» Written request: Show every line in the entries below where the word "name" appears.

» Source records:
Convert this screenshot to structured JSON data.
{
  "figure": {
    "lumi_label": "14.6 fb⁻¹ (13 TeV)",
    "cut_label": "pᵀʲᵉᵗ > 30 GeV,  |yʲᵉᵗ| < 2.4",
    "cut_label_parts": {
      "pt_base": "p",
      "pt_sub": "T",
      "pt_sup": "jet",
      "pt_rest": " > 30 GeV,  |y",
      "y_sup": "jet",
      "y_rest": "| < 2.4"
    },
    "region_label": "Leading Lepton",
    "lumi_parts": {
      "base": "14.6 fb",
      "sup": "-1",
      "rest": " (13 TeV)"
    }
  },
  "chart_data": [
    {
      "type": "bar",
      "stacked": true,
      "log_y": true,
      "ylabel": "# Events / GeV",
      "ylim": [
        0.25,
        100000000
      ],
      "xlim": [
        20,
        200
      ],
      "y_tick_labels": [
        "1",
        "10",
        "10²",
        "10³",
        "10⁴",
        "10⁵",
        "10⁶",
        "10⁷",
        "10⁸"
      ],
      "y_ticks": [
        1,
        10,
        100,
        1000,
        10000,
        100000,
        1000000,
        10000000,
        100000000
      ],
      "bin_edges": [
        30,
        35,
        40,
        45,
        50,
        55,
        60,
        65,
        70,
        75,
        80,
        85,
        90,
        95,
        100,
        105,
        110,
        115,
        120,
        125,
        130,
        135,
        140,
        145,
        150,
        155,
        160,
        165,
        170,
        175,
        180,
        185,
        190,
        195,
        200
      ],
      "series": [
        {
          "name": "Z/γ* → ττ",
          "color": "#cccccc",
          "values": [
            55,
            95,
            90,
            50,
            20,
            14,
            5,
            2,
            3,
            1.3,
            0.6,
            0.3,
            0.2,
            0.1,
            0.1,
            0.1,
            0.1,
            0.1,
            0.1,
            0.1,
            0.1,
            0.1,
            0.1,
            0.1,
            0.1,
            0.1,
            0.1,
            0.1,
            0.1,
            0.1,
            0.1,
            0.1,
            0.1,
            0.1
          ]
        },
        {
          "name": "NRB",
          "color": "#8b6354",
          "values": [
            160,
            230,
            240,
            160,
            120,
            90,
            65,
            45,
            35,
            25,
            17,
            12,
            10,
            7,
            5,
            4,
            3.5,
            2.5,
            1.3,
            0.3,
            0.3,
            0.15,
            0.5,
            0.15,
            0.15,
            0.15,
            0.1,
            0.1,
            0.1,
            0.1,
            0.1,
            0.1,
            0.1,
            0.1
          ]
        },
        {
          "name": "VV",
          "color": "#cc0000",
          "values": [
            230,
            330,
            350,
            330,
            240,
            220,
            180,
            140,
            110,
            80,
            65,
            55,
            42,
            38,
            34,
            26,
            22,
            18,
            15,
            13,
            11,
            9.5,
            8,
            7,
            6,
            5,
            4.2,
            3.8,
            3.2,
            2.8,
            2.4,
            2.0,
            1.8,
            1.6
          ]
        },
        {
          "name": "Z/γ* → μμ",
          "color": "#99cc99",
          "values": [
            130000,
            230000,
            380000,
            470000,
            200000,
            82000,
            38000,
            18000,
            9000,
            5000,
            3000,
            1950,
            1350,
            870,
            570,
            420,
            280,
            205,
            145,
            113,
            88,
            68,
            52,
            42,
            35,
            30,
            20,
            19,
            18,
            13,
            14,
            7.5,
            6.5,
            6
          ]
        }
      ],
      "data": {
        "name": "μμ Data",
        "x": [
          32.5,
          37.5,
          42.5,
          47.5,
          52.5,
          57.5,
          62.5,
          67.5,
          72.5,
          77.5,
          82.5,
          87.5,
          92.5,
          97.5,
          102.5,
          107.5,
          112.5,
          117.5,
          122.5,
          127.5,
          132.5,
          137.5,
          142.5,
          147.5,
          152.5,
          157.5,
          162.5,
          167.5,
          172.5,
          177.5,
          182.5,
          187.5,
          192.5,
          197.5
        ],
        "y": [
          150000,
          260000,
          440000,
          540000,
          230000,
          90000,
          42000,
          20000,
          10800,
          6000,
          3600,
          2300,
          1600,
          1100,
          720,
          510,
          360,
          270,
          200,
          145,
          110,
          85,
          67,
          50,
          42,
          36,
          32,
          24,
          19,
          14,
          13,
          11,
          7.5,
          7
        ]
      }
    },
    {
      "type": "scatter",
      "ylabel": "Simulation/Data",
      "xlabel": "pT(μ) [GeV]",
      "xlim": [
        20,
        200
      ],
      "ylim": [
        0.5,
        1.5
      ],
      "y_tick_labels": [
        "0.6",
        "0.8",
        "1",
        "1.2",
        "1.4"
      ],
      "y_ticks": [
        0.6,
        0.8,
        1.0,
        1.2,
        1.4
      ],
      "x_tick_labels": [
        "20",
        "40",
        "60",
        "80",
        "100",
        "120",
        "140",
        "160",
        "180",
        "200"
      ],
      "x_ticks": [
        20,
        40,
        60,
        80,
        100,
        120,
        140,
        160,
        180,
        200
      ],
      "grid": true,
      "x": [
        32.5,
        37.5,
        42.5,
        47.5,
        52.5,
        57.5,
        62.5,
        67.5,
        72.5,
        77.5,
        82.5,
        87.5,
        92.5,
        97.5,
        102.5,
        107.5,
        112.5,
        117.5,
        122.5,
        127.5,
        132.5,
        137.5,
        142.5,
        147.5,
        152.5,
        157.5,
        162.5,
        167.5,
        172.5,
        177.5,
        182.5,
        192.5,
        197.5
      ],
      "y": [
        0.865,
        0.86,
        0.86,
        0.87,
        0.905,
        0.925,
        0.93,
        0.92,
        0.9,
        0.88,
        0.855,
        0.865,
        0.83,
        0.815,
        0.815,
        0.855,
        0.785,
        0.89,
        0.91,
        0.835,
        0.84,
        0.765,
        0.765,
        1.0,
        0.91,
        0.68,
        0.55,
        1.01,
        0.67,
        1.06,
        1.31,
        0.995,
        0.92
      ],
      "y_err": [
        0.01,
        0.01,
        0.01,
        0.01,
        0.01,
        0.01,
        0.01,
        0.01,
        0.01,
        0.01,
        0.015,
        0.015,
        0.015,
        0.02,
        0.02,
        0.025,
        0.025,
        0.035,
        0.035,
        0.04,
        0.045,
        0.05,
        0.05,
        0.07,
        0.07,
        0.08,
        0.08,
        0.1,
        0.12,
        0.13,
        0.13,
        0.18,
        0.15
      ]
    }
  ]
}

» Correct answer:
          "name": "Z/γ* → ττ",
          "name": "NRB",
          "name": "VV",
          "name": "Z/γ* → μμ",
        "name": "μμ Data",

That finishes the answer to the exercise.